> **SET PROBLEM**: Can you extend the forum thread about finding a volume with the shell method, starting right after its final sentence?

Shell method for volume

[kheath39]

Use the shell method to find the volume of the solid generated by revolving the region bounded by the line y=x+2 and the parabola y=x^2 about the following line. y=4


I can get the correct answer by doing the washer method, but no matter how I manipulate this I cannot get the answer using the shell method.

Ive set it up as upper b 4 lower b 1 2pi(4-y)(sqrty-(y-2)dy + upper b 1 lower b 0 2piy(2sqrty)dy and that is incorrect. I've tried so many other things but cannot get it. I've used my online tutoring service and have burned through 8 "tutors" that cannot get it.

The correct answer is 108pi/5 and can be solved via the washer method upper b 2 lower b -1 pi((4-x^2)^2-(4-(x+2))^2dx

 

[stapel]

Use the shell method to find the volume of the solid generated by revolving the region bounded by the line y=x+2 and the parabola y=x^2 about the following line. y=4

Ive set it up as upper b 4 lower b 1 2pi(4-y)(sqrty-(y-2)dy + upper b 1 lower b 0 2piy(2sqrty)dy and that is incorrect....

How did you arrive at these boundaries and integrands?

Since this is being rotated around y = 4 and you have to do by shells (that is, by hollow cylinders, which are circles multiplied by heights), you'll be working in terms of dy, rather than in terms of dx. You'll start (after the graphing) by converting things from "y in terms of x" to "x in terms of y".

> **COLLECTED MATERIAL**:
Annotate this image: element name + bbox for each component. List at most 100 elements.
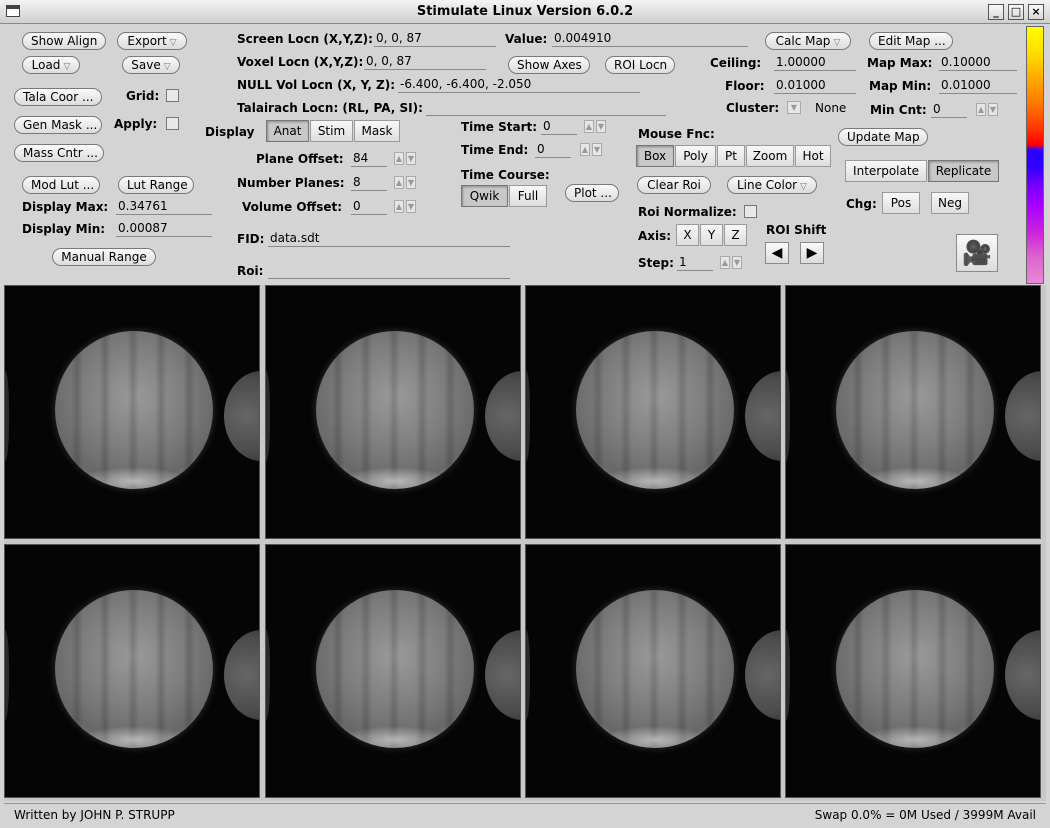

> **RESULT**:
. . . . .\(\displaystyle y\, =\, x\, +\, 2\, \Rightarrow\, y\, -\, 2\, =\, x\)

. . . . .\(\displaystyle y\, =\, x^2\, \Rightarrow\, \pm \sqrt{y\, }\, =\, x\)

Doing the graph (and turning it sideways, if this helps), you can see that you'll be using one integrand from y = 0 to y = 1; then, when the straight line comes into play, you'll be using a second integrand from y = 1 to y = 4.

Volumes by shells is done (here) by height of the cylinder (being the top function, less the bottom function), and multiplying by the radius and 2pi. That is, you'll find the circumference of the circle for the cylinder, and multiply by the height.

Using this setup, I get the correct value. Please reply showing all of your steps for this. Thank you!

 

[kheath39]

I got it, thank you.

On my second integral for the radius I was no longer taking 4-y and just changed it to y and overlooked it as I tried a million other things.

Its always the simple things.